Data records ::

····················

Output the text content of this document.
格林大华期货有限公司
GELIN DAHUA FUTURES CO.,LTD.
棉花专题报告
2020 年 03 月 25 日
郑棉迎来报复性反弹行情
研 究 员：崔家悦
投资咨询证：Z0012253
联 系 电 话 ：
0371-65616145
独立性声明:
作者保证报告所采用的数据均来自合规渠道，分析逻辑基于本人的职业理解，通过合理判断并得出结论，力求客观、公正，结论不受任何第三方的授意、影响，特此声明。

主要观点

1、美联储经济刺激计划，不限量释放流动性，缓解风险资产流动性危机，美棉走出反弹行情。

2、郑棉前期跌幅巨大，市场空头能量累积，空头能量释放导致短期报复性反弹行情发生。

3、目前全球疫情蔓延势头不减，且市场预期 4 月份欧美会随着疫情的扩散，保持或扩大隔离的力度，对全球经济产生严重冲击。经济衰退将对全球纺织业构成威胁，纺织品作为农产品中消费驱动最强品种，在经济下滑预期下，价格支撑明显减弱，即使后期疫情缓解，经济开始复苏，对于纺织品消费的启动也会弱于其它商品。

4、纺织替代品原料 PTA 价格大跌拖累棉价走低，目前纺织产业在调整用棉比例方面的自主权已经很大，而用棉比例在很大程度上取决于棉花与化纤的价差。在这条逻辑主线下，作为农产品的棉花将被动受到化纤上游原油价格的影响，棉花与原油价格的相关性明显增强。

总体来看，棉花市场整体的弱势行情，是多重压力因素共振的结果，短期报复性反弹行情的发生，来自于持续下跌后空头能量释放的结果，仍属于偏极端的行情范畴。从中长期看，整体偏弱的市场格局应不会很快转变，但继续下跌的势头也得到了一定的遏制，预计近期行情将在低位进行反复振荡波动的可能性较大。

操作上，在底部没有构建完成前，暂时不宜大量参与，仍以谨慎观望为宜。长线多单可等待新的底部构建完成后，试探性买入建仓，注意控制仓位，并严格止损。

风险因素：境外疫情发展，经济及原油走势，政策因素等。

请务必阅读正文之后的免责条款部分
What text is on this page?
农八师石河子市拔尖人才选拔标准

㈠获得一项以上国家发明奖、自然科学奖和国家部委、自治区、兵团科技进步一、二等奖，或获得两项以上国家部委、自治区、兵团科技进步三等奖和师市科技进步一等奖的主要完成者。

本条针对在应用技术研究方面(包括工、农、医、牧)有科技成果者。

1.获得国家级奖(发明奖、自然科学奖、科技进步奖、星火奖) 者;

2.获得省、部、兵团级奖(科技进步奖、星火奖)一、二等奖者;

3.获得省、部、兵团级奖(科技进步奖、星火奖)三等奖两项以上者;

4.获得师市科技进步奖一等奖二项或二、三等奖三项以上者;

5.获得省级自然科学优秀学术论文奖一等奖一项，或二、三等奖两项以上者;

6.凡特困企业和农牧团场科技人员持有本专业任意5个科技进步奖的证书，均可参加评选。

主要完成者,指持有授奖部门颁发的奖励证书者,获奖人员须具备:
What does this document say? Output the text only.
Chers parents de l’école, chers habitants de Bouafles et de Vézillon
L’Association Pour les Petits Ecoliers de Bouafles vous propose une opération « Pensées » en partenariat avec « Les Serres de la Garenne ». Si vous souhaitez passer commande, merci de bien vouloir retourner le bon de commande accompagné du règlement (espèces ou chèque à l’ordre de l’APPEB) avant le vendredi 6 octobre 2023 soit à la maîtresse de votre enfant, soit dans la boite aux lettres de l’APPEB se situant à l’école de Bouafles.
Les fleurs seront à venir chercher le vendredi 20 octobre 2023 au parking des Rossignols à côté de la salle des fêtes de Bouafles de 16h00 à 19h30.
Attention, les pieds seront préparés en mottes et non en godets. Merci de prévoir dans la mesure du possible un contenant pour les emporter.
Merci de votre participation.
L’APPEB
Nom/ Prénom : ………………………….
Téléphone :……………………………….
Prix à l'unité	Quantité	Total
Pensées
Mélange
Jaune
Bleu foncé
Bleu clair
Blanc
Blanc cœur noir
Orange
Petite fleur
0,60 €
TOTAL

····················

GIVEN REQUEST ::
Every line from the line containing "What does this" to the last line of the material above must be repeated exactly, and no other line.

TASK OUTPUT ::
What does this document say? Output the text only.
Chers parents de l’école, chers habitants de Bouafles et de Vézillon
L’Association Pour les Petits Ecoliers de Bouafles vous propose une opération « Pensées » en partenariat avec « Les Serres de la Garenne ». Si vous souhaitez passer commande, merci de bien vouloir retourner le bon de commande accompagné du règlement (espèces ou chèque à l’ordre de l’APPEB) avant le vendredi 6 octobre 2023 soit à la maîtresse de votre enfant, soit dans la boite aux lettres de l’APPEB se situant à l’école de Bouafles.
Les fleurs seront à venir chercher le vendredi 20 octobre 2023 au parking des Rossignols à côté de la salle des fêtes de Bouafles de 16h00 à 19h30.
Attention, les pieds seront préparés en mottes et non en godets. Merci de prévoir dans la mesure du possible un contenant pour les emporter.
Merci de votre participation.
L’APPEB
Nom/ Prénom : ………………………….
Téléphone :……………………………….
Prix à l'unité	Quantité	Total
Pensées
Mélange
Jaune
Bleu foncé
Bleu clair
Blanc
Blanc cœur noir
Orange
Petite fleur
0,60 €
TOTAL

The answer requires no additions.